• **DATA**
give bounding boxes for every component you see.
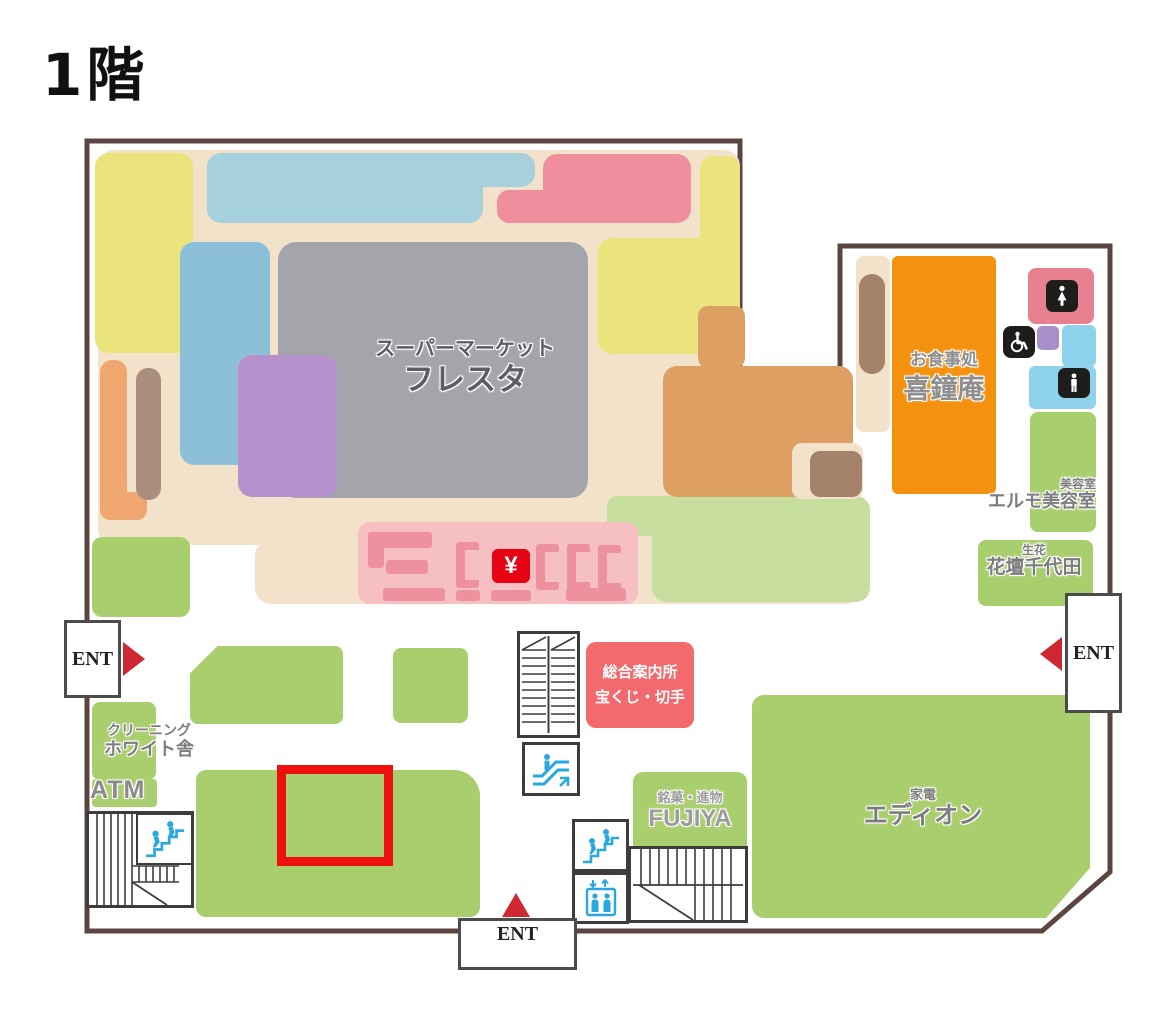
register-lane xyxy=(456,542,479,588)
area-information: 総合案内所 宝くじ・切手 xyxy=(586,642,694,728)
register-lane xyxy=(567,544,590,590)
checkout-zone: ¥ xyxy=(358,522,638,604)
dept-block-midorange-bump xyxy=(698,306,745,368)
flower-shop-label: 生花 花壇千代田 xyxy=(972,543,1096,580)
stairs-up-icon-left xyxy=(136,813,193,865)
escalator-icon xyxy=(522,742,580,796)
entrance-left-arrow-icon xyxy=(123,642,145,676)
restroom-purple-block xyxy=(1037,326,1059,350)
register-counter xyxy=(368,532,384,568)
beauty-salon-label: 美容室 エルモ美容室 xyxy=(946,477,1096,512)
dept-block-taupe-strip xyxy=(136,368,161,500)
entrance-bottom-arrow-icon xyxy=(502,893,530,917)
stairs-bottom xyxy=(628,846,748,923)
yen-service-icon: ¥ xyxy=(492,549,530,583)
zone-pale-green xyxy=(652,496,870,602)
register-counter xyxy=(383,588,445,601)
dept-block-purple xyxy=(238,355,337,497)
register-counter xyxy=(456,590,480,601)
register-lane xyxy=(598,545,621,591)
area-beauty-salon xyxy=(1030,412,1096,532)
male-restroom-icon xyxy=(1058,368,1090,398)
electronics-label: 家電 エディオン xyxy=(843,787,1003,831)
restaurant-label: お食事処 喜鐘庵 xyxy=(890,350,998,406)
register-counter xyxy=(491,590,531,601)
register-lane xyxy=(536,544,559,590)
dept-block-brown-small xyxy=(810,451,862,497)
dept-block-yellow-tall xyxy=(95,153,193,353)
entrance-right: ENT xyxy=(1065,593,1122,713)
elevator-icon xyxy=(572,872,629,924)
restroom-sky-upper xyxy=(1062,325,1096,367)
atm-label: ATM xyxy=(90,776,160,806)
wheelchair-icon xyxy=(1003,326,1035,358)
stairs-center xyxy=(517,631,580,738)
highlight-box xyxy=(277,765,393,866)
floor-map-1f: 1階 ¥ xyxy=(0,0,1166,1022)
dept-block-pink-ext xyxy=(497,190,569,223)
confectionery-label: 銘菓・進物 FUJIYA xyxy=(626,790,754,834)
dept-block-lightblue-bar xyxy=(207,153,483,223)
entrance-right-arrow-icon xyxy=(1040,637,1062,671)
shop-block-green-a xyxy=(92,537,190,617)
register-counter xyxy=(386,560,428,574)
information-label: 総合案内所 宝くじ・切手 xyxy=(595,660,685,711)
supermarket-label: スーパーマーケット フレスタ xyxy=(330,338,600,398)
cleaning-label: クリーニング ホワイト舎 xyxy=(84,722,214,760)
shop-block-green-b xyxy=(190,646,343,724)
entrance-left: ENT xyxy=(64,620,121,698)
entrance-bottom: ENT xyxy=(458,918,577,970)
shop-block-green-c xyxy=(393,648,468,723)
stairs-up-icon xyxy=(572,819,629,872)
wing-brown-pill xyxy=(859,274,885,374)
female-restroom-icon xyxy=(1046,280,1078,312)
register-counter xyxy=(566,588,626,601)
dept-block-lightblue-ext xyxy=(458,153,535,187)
* * *
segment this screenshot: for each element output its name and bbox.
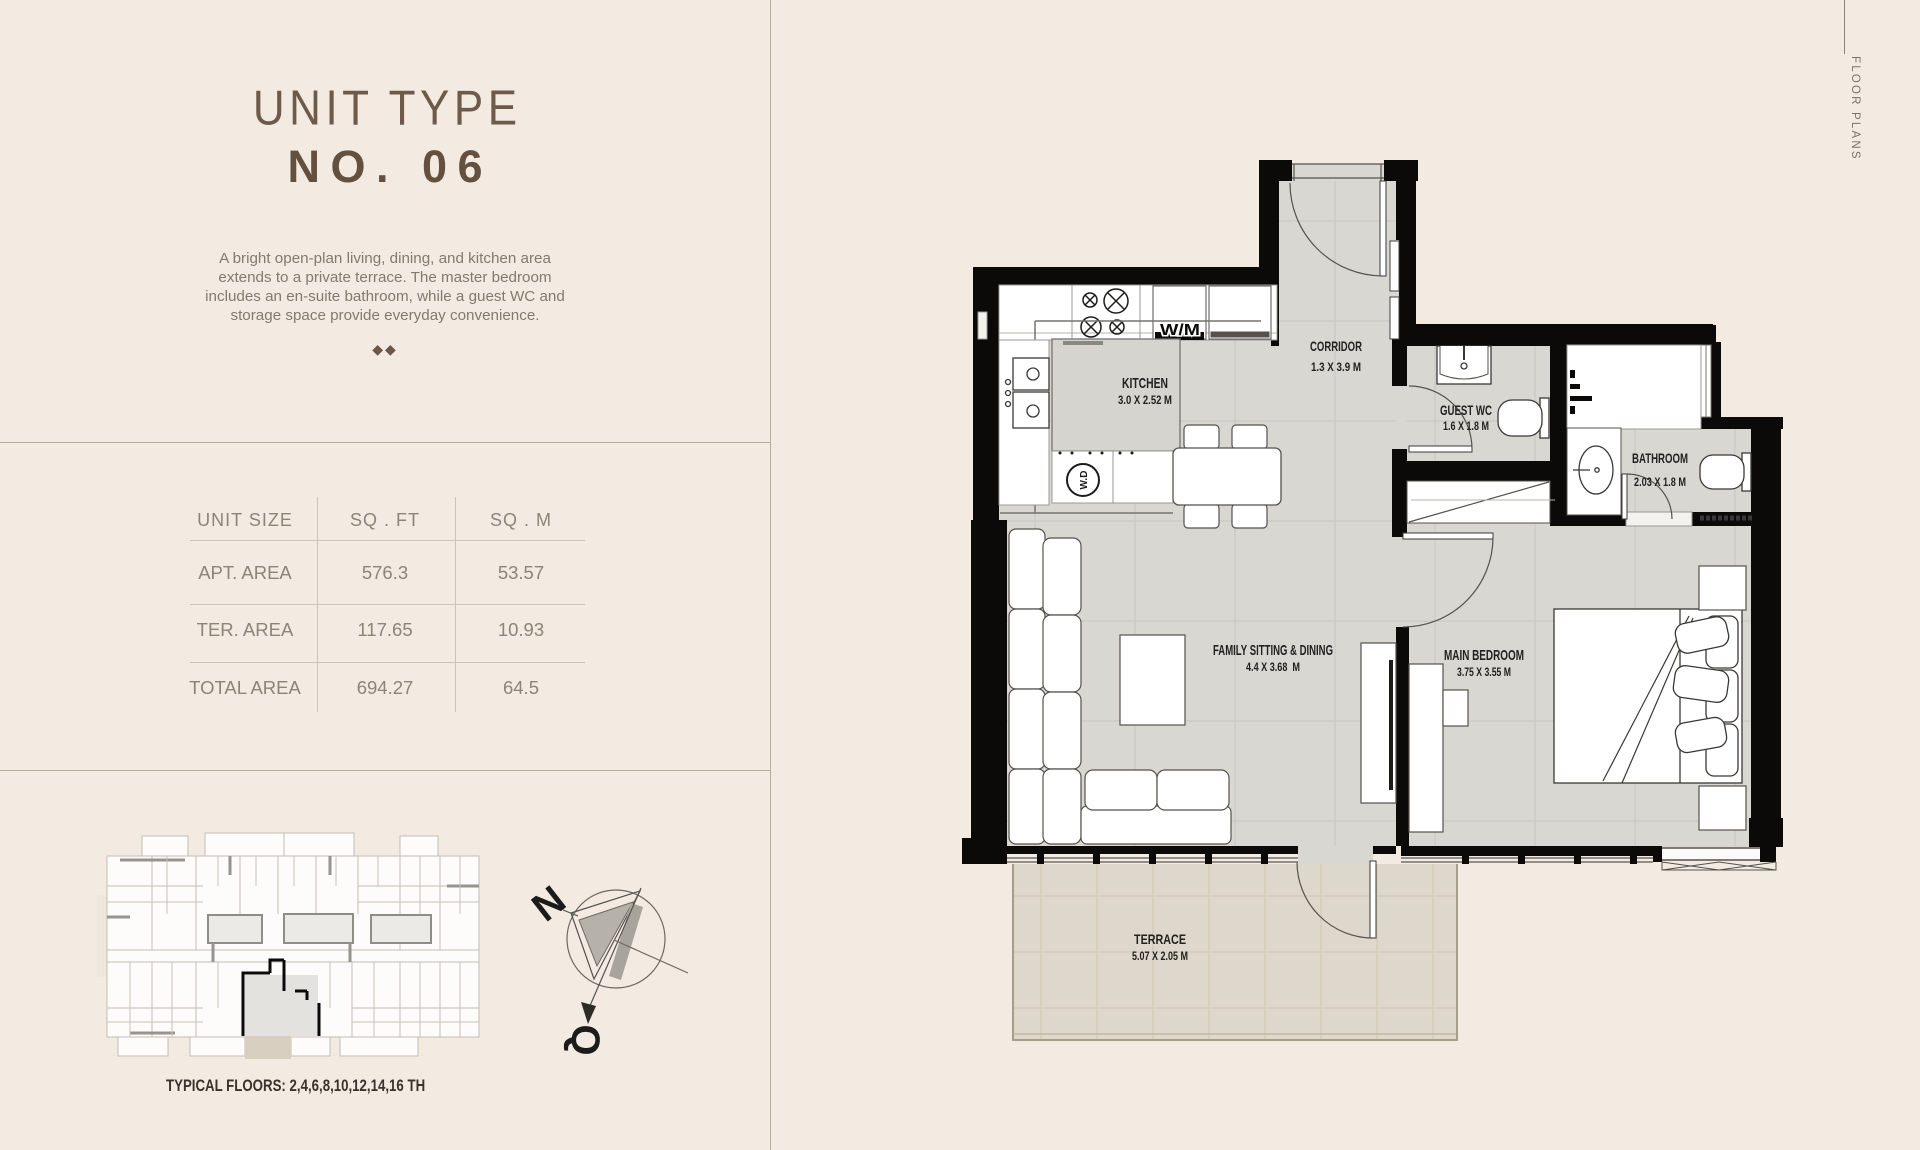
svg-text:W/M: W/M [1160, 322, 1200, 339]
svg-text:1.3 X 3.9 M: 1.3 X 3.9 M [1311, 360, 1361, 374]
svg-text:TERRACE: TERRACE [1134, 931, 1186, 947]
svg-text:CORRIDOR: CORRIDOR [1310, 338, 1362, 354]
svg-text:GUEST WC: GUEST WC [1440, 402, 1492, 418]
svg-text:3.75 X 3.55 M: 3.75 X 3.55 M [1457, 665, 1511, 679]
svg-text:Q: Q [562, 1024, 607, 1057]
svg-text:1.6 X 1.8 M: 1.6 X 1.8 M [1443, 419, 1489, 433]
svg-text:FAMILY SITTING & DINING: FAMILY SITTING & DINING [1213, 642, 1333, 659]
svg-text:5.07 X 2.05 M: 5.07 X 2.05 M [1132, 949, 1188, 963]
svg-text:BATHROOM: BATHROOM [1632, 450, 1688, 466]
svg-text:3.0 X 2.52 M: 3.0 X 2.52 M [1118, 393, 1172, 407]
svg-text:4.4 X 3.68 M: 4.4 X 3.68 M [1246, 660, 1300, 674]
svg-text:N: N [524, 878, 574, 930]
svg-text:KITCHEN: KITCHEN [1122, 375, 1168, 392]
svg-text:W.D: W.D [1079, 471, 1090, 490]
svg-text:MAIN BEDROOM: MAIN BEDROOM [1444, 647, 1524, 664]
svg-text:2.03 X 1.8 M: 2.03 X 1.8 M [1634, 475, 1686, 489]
* * *
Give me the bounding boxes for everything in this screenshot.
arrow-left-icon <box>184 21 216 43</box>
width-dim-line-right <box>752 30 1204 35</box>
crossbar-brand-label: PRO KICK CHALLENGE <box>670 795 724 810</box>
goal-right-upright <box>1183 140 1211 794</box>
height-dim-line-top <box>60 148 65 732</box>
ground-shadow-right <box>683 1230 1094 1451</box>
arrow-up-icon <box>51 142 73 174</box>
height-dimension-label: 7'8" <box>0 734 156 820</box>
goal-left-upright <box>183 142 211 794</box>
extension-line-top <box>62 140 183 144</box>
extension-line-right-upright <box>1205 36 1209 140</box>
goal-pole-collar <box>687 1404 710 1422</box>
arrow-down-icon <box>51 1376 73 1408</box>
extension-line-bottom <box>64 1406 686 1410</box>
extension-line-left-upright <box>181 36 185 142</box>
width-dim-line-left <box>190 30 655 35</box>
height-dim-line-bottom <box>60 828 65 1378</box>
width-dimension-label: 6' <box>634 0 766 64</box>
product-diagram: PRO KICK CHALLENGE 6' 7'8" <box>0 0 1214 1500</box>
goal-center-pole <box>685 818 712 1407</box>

• **INSTRUCTIONS FOR THE TASK**
Copy the data above verbatim, between the lines containing "Give me the" and "extension-line-left-upright <box>181 36", inclusive.

• **TASK SOLUTION**
Give me the bounding boxes for everything in this screenshot.
arrow-left-icon <box>184 21 216 43</box>
width-dim-line-right <box>752 30 1204 35</box>
crossbar-brand-label: PRO KICK CHALLENGE <box>670 795 724 810</box>
goal-right-upright <box>1183 140 1211 794</box>
height-dim-line-top <box>60 148 65 732</box>
ground-shadow-right <box>683 1230 1094 1451</box>
arrow-up-icon <box>51 142 73 174</box>
height-dimension-label: 7'8" <box>0 734 156 820</box>
goal-left-upright <box>183 142 211 794</box>
extension-line-top <box>62 140 183 144</box>
extension-line-right-upright <box>1205 36 1209 140</box>
goal-pole-collar <box>687 1404 710 1422</box>
arrow-down-icon <box>51 1376 73 1408</box>
extension-line-bottom <box>64 1406 686 1410</box>
extension-line-left-upright <box>181 36 185 142</box>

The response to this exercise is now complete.